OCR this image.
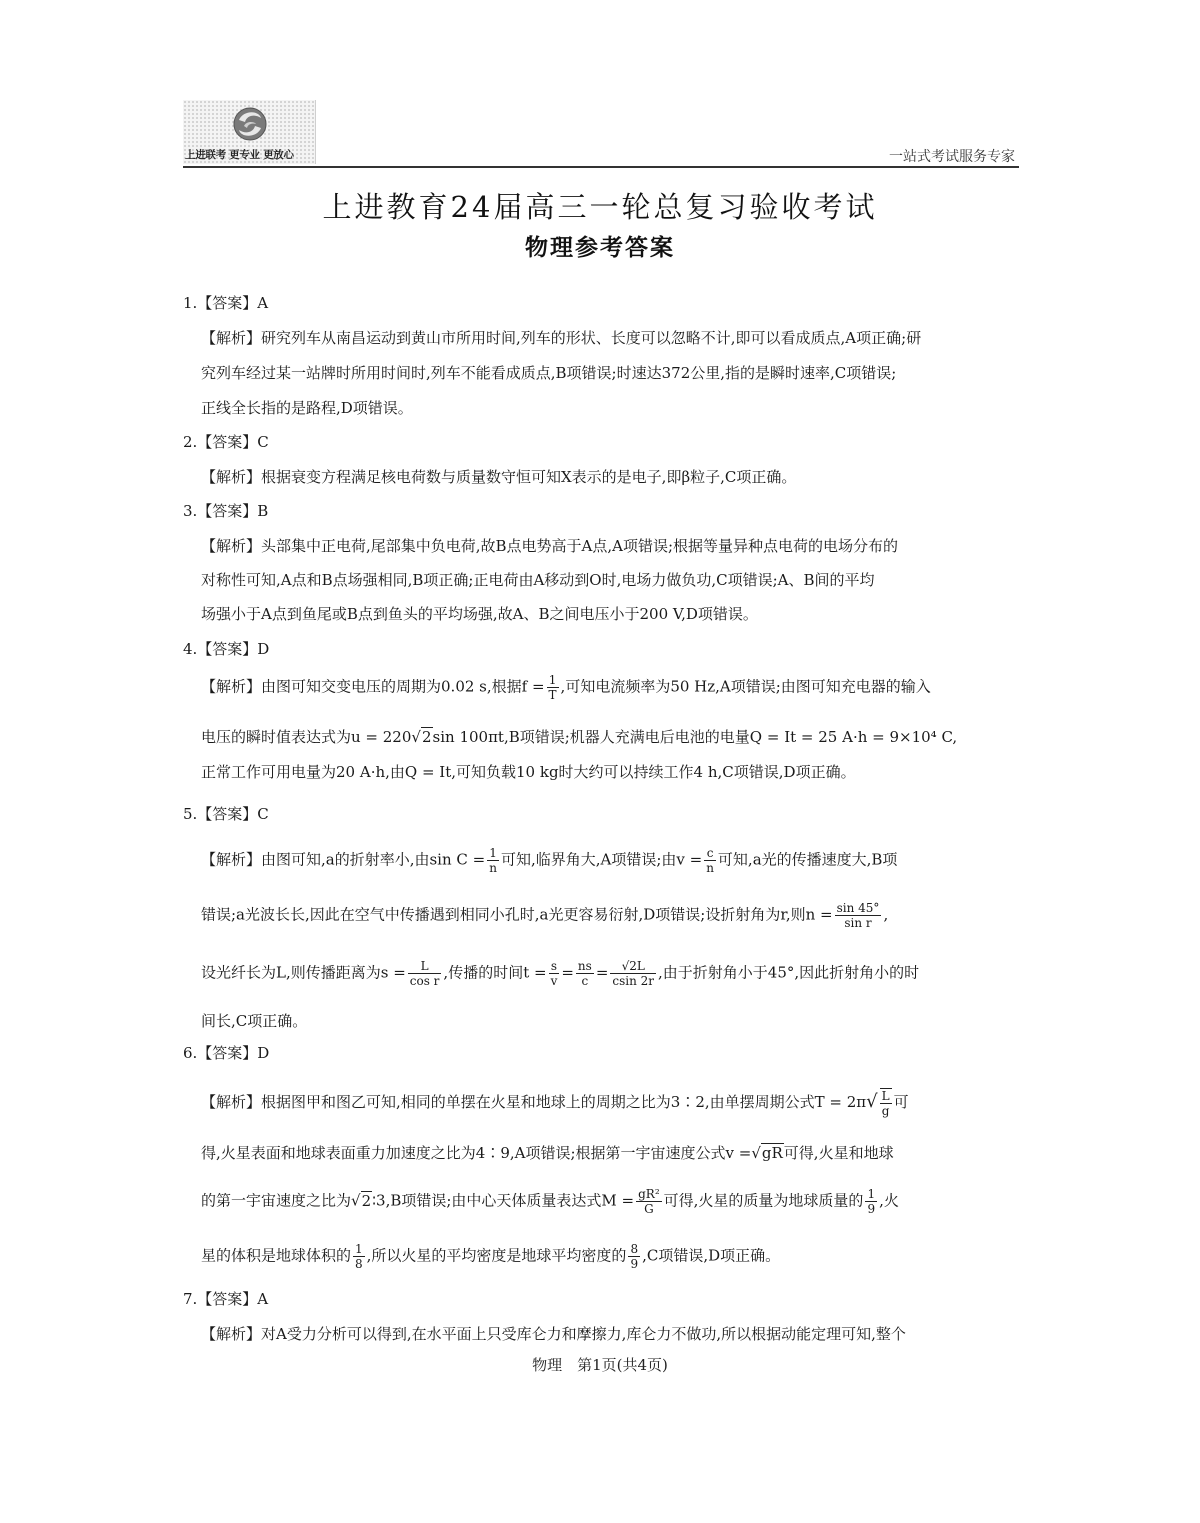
上进联考 更专业 更放心	一站式考试服务专家
上进教育24届高三一轮总复习验收考试
物理参考答案
1.【答案】A
【解析】研究列车从南昌运动到黄山市所用时间,列车的形状、长度可以忽略不计,即可以看成质点,A项正确;研
究列车经过某一站牌时所用时间时,列车不能看成质点,B项错误;时速达372公里,指的是瞬时速率,C项错误;
正线全长指的是路程,D项错误。
2.【答案】C
【解析】根据衰变方程满足核电荷数与质量数守恒可知X表示的是电子,即β粒子,C项正确。
3.【答案】B
【解析】头部集中正电荷,尾部集中负电荷,故B点电势高于A点,A项错误;根据等量异种点电荷的电场分布的
对称性可知,A点和B点场强相同,B项正确;正电荷由A移动到O时,电场力做负功,C项错误;A、B间的平均
场强小于A点到鱼尾或B点到鱼头的平均场强,故A、B之间电压小于200 V,D项错误。
4.【答案】D
【解析】由图可知交变电压的周期为0.02 s,根据$f = \frac{1}{T}$ ,可知电流频率为50 Hz,A项错误;由图可知充电器的输入
电压的瞬时值表达式为u = 220√2sin 100πt,B项错误;机器人充满电后电池的电量Q = It = 25 A·h = 9×10⁴ C,
正常工作可用电量为20 A·h,由Q = It,可知负载10 kg时大约可以持续工作4 h,C项错误,D项正确。
5.【答案】C
【解析】由图可知,a的折射率小,由$\sin C = \frac{1}{n}$ 可知,临界角大,A项错误;由$v = \frac{c}{n}$ 可知,a光的传播速度大,B项
错误;a光波长长,因此在空气中传播遇到相同小孔时,a光更容易衍射,D项错误;设折射角为r,则$n = \frac{\sin 45^\circ}{\text{sin r}}$ ,
设光纤长为L,则传播距离为$s = \frac{L}{\text{cos r}}$ ,传播的时间$t = \frac{s}{v} = \frac{ns}{c} = \frac{√2L}{csin 2r}$ ,由于折射角小于45°,因此折射角小的时
间长,C项正确。
6.【答案】D
【解析】根据图甲和图乙可知,相同的单摆在火星和地球上的周期之比为3∶2,由单摆周期公式$T = 2\pi√ \frac{L}{g}$ 可
得,火星表面和地球表面重力加速度之比为4∶9,A项错误;根据第一宇宙速度公式v =√gR可得,火星和地球
的第一宇宙速度之比为√2∶3,B项错误;由中心天体质量表达式$M = \frac{\text{gR²}}{G}$ 可得,火星的质量为地球质量的 $\frac{1}{9}$ ,火
星的体积是地球体积的 $\frac{1}{8}$ ,所以火星的平均密度是地球平均密度的 $\frac{8}{9} ,C$项错误,D项正确。
7.【答案】A
【解析】对A受力分析可以得到,在水平面上只受库仑力和摩擦力,库仑力不做功,所以根据动能定理可知,整个
物理　第1页(共4页)
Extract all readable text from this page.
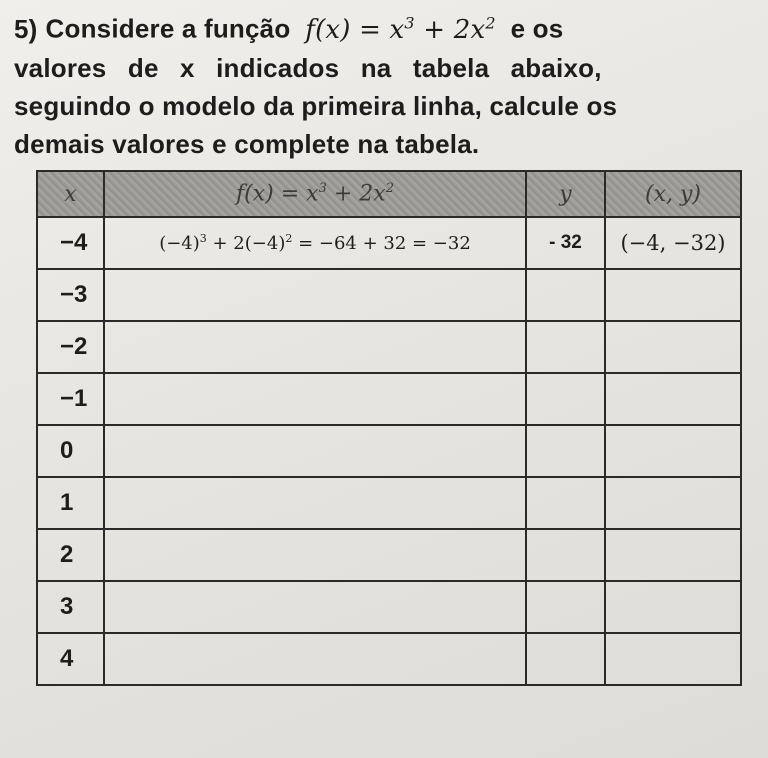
5) Considere a função $f(x) = x^3 + 2x^2$ e os
valores de x indicados na tabela abaixo,
seguindo o modelo da primeira linha, calcule os
demais valores e complete na tabela.
x	$f(x) = x^3 + 2x^2$	y	(x, y)
−4	$(-4)^3 + 2(-4)^2 = -64 + 32 = -32$	- 32	(−4, −32)
−3			
−2			
−1			
0			
1			
2			
3			
4			
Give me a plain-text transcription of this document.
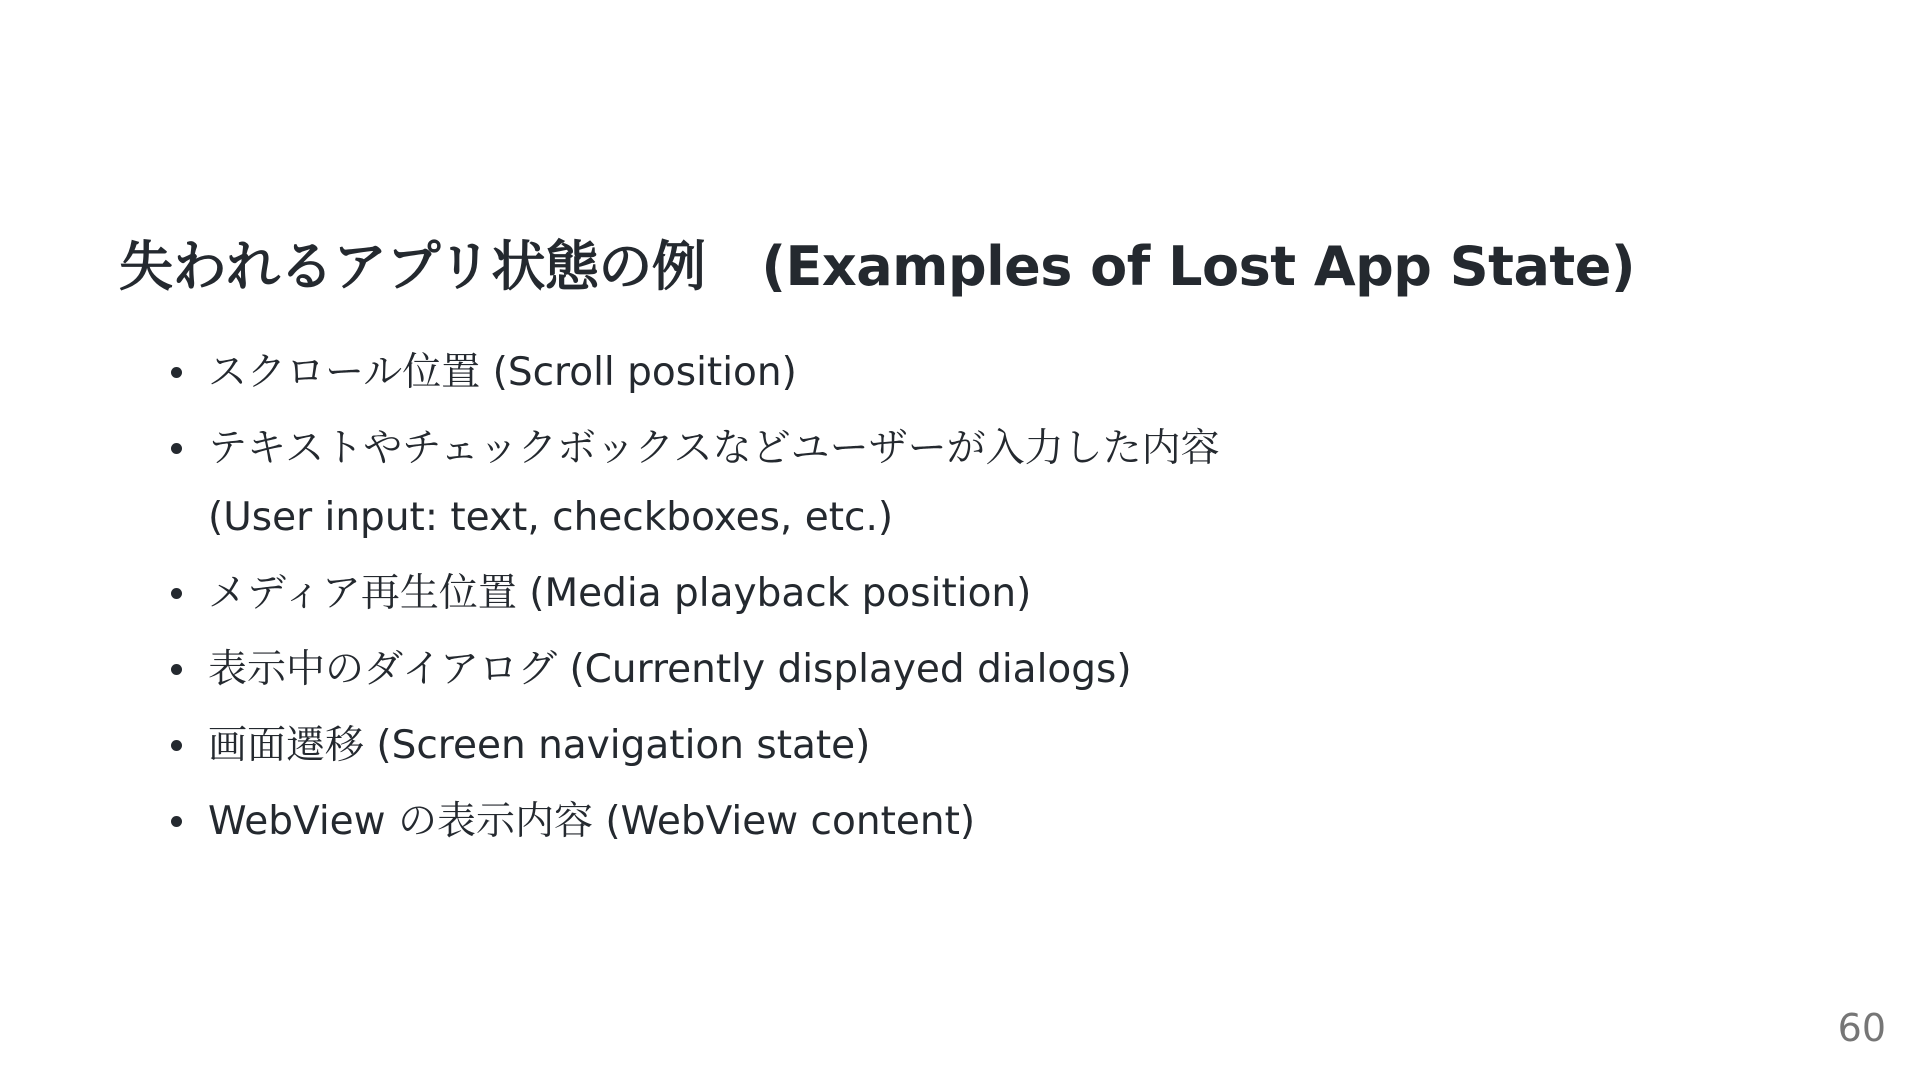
失われるアプリ状態の例 (Examples of Lost App State)
スクロール位置 (Scroll position)
テキストやチェックボックスなどユーザーが入力した内容
(User input: text, checkboxes, etc.)
メディア再生位置 (Media playback position)
表示中のダイアログ (Currently displayed dialogs)
画面遷移 (Screen navigation state)
WebView の表示内容 (WebView content)
60
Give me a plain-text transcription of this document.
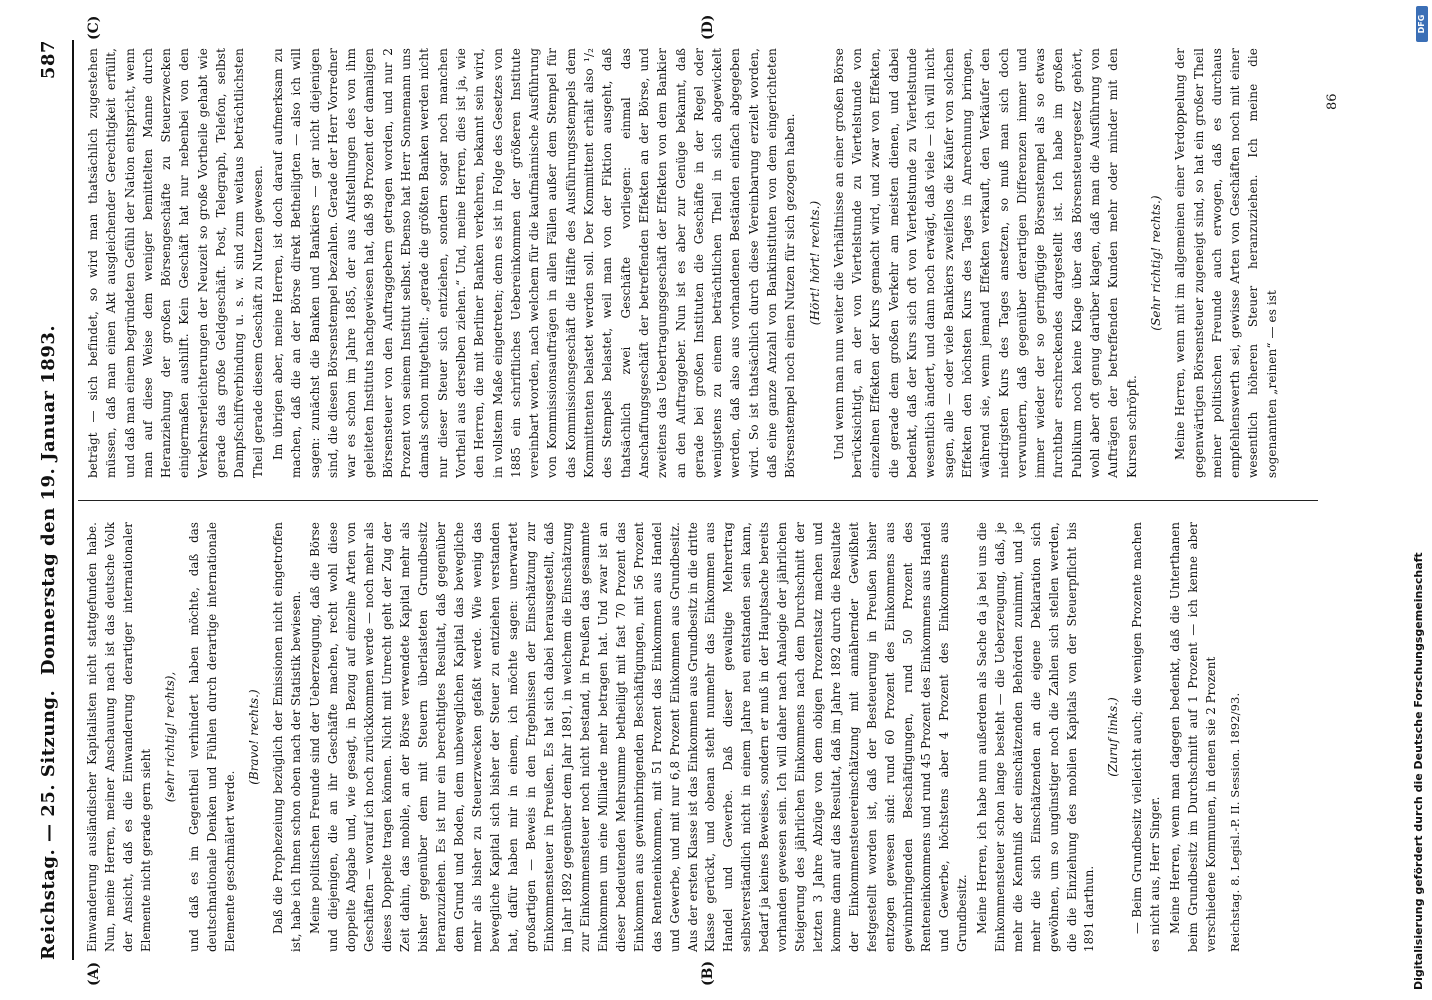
Reichstag. — 25. Sitzung.
Donnerstag den 19. Januar 1893.
587
(A)	(B)
(C)	(D)

Einwanderung ausländischer Kapitalisten nicht stattgefunden habe. Nun, meine Herren, meiner Anschauung nach ist das deutsche Volk der Ansicht, daß es die Einwanderung derartiger internationaler Elemente nicht gerade gern sieht

(sehr richtig! rechts), und daß es im Gegentheil verhindert haben möchte, daß das deutschnationale Denken und Fühlen durch derartige internationale Elemente geschmälert werde.

(Bravo! rechts.) Daß die Prophezeiung bezüglich der Emissionen nicht eingetroffen ist, habe ich Ihnen schon oben nach der Statistik bewiesen. Meine politischen Freunde sind der Ueberzeugung, daß die Börse und diejenigen, die an ihr Geschäfte machen, recht wohl diese doppelte Abgabe und, wie gesagt, in Bezug auf einzelne Arten von Geschäften — worauf ich noch zurückkommen werde — noch mehr als dieses Doppelte tragen können. Nicht mit Unrecht geht der Zug der Zeit dahin, das mobile, an der Börse verwendete Kapital mehr als bisher gegenüber dem mit Steuern überlasteten Grundbesitz heranzuziehen. Es ist nur ein berechtigtes Resultat, daß gegenüber dem Grund und Boden, dem unbeweglichen Kapital das bewegliche mehr als bisher zu Steuerzwecken gefaßt werde. Wie wenig das bewegliche Kapital sich bisher der Steuer zu entziehen verstanden hat, dafür haben mir in einem, ich möchte sagen: unerwartet großartigen — Beweis in den Ergebnissen der Einschätzung zur Einkommensteuer in Preußen. Es hat sich dabei herausgestellt, daß im Jahr 1892 gegenüber dem Jahr 1891, in welchem die Einschätzung zur Einkommensteuer noch nicht bestand, in Preußen das gesammte Einkommen um eine Milliarde mehr betragen hat. Und zwar ist an dieser bedeutenden Mehrsumme betheiligt mit fast 70 Prozent das Einkommen aus gewinnbringenden Beschäftigungen, mit 56 Prozent das Renteneinkommen, mit 51 Prozent das Einkommen aus Handel und Gewerbe, und mit nur 6,8 Prozent Einkommen aus Grundbesitz. Aus der ersten Klasse ist das Einkommen aus Grundbesitz in die dritte Klasse gerückt, und obenan steht nunmehr das Einkommen aus Handel und Gewerbe. Daß dieser gewaltige Mehrertrag selbstverständlich nicht in einem Jahre neu entstanden sein kann, bedarf ja keines Beweises, sondern er muß in der Hauptsache bereits vorhanden gewesen sein. Ich will daher nach Analogie der jährlichen Steigerung des jährlichen Einkommens nach dem Durchschnitt der letzten 3 Jahre Abzüge von dem obigen Prozentsatz machen und komme dann auf das Resultat, daß im Jahre 1892 durch die Resultate der Einkommensteuereinschätzung mit annähernder Gewißheit festgestellt worden ist, daß der Besteuerung in Preußen bisher entzogen gewesen sind: rund 60 Prozent des Einkommens aus gewinnbringenden Beschäftigungen, rund 50 Prozent des Renteneinkommens und rund 45 Prozent des Einkommens aus Handel und Gewerbe, höchstens aber 4 Prozent des Einkommens aus Grundbesitz. Meine Herren, ich habe nun außerdem als Sache da ja bei uns die Einkommensteuer schon lange besteht — die Ueberzeugung, daß, je mehr die Kenntniß der einschätzenden Behörden zunimmt, und je mehr die sich Einschätzenden an die eigene Deklaration sich gewöhnen, um so ungünstiger noch die Zahlen sich stellen werden, die die Einziehung des mobilen Kapitals von der Steuerpflicht bis 1891 darthun.

(Zuruf links.) — Beim Grundbesitz vielleicht auch; die wenigen Prozente machen es nicht aus, Herr Singer. Meine Herren, wenn man dagegen bedenkt, daß die Unterthanen beim Grundbesitz im Durchschnitt auf 1 Prozent — ich kenne aber verschiedene Kommunen, in denen sie 2 Prozent Reichstag. 8. Legisl.-P. II. Session. 1892/93.

beträgt — sich befindet, so wird man thatsächlich zugestehen müssen, daß man einen Akt ausgleichender Gerechtigkeit erfüllt, und daß man einem begründeten Gefühl der Nation entspricht, wenn man auf diese Weise dem weniger bemittelten Manne durch Heranziehung der großen Börsengeschäfte zu Steuerzwecken einigermaßen aushilft. Kein Geschäft hat nur nebenbei von den Verkehrserleichterungen der Neuzeit so große Vortheile gehabt wie gerade das große Geldgeschäft. Post, Telegraph, Telefon, selbst Dampfschiffverbindung u. s. w. sind zum weitaus beträchtlichsten Theil gerade diesem Geschäft zu Nutzen gewesen. Im übrigen aber, meine Herren, ist doch darauf aufmerksam zu machen, daß die an der Börse direkt Betheiligten — also ich will sagen: zunächst die Banken und Bankiers — gar nicht diejenigen sind, die diesen Börsenstempel bezahlen. Gerade der Herr Vorredner war es schon im Jahre 1885, der aus Aufstellungen des von ihm geleiteten Instituts nachgewiesen hat, daß 98 Prozent der damaligen Börsensteuer von den Auftraggebern getragen worden, und nur 2 Prozent von seinem Institut selbst. Ebenso hat Herr Sonnemann uns damals schon mitgetheilt: „gerade die größten Banken werden nicht nur dieser Steuer sich entziehen, sondern sogar noch manchen Vortheil aus derselben ziehen.“ Und, meine Herren, dies ist ja, wie den Herren, die mit Berliner Banken verkehren, bekannt sein wird, in vollstem Maße eingetreten; denn es ist in Folge des Gesetzes von 1885 ein schriftliches Uebereinkommen der größeren Institute vereinbart worden, nach welchem für die kaufmännische Ausführung von Kommissionsaufträgen in allen Fällen außer dem Stempel für das Kommissionsgeschäft die Hälfte des Ausführungsstempels dem Kommittenten belastet werden soll. Der Kommittent erhält also ¹/₂ des Stempels belastet, weil man von der Fiktion ausgeht, daß thatsächlich zwei Geschäfte vorliegen: einmal das Anschaffungsgeschäft der betreffenden Effekten an der Börse, und zweitens das Uebertragungsgeschäft der Effekten von dem Bankier an den Auftraggeber. Nun ist es aber zur Genüge bekannt, daß gerade bei großen Instituten die Geschäfte in der Regel oder wenigstens zu einem beträchtlichen Theil in sich abgewickelt werden, daß also aus vorhandenen Beständen einfach abgegeben wird. So ist thatsächlich durch diese Vereinbarung erzielt worden, daß eine ganze Anzahl von Bankinstituten von dem eingerichteten Börsenstempel noch einen Nutzen für sich gezogen haben. (Hört! hört! rechts.) Und wenn man nun weiter die Verhältnisse an einer großen Börse berücksichtigt, an der von Viertelstunde zu Viertelstunde von einzelnen Effekten der Kurs gemacht wird, und zwar von Effekten, die gerade dem großen Verkehr am meisten dienen, und dabei bedenkt, daß der Kurs sich oft von Viertelstunde zu Viertelstunde wesentlich ändert, und dann noch erwägt, daß viele — ich will nicht sagen, alle — oder viele Bankiers zweifellos die Käufer von solchen Effekten den höchsten Kurs des Tages in Anrechnung bringen, während sie, wenn jemand Effekten verkauft, den Verkäufer den niedrigsten Kurs des Tages ansetzen, so muß man sich doch verwundern, daß gegenüber derartigen Differenzen immer und immer wieder der so geringfügige Börsenstempel als so etwas furchtbar erschreckendes dargestellt ist. Ich habe im großen Publikum noch keine Klage über das Börsensteuergesetz gehört, wohl aber oft genug darüber klagen, daß man die Ausführung von Aufträgen der betreffenden Kunden mehr oder minder mit den Kursen schröpft.

(Sehr richtig! rechts.) Meine Herren, wenn mit im allgemeinen einer Verdoppelung der gegenwärtigen Börsensteuer zugeneigt sind, so hat ein großer Theil meiner politischen Freunde auch erwogen, daß es durchaus empfehlenswerth sei, gewisse Arten von Geschäften noch mit einer wesentlich höheren Steuer heranzuziehen. Ich meine die sogenannten „reinen“ — es ist

86
Digitalisierung gefördert durch die Deutsche Forschungsgemeinschaft
DFG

------------------------------------------------------------

• _EXERCISE DESCRIPTION_
Read the lines above. Gather those in which the string "text" is found.

• _RESULT FOR THIS TASK_
错误;a光波长长,因此在空气中传播遇到相同小孔时,a光更容易衍射,D项错误;设折射角为r,则$n = \frac{\sin 45^\circ}{\text{sin r}}$ ,
设光纤长为L,则传播距离为$s = \frac{L}{\text{cos r}}$ ,传播的时间$t = \frac{s}{v} = \frac{ns}{c} = \frac{√2L}{csin 2r}$ ,由于折射角小于45°,因此折射角小的时
的第一宇宙速度之比为√2∶3,B项错误;由中心天体质量表达式$M = \frac{\text{gR²}}{G}$ 可得,火星的质量为地球质量的 $\frac{1}{9}$ ,火
Extract all readable text from this page.
Give me a plain-text transcription of this document.
(User input: text, checkboxes, etc.)
Give me a plain-text transcription of this document.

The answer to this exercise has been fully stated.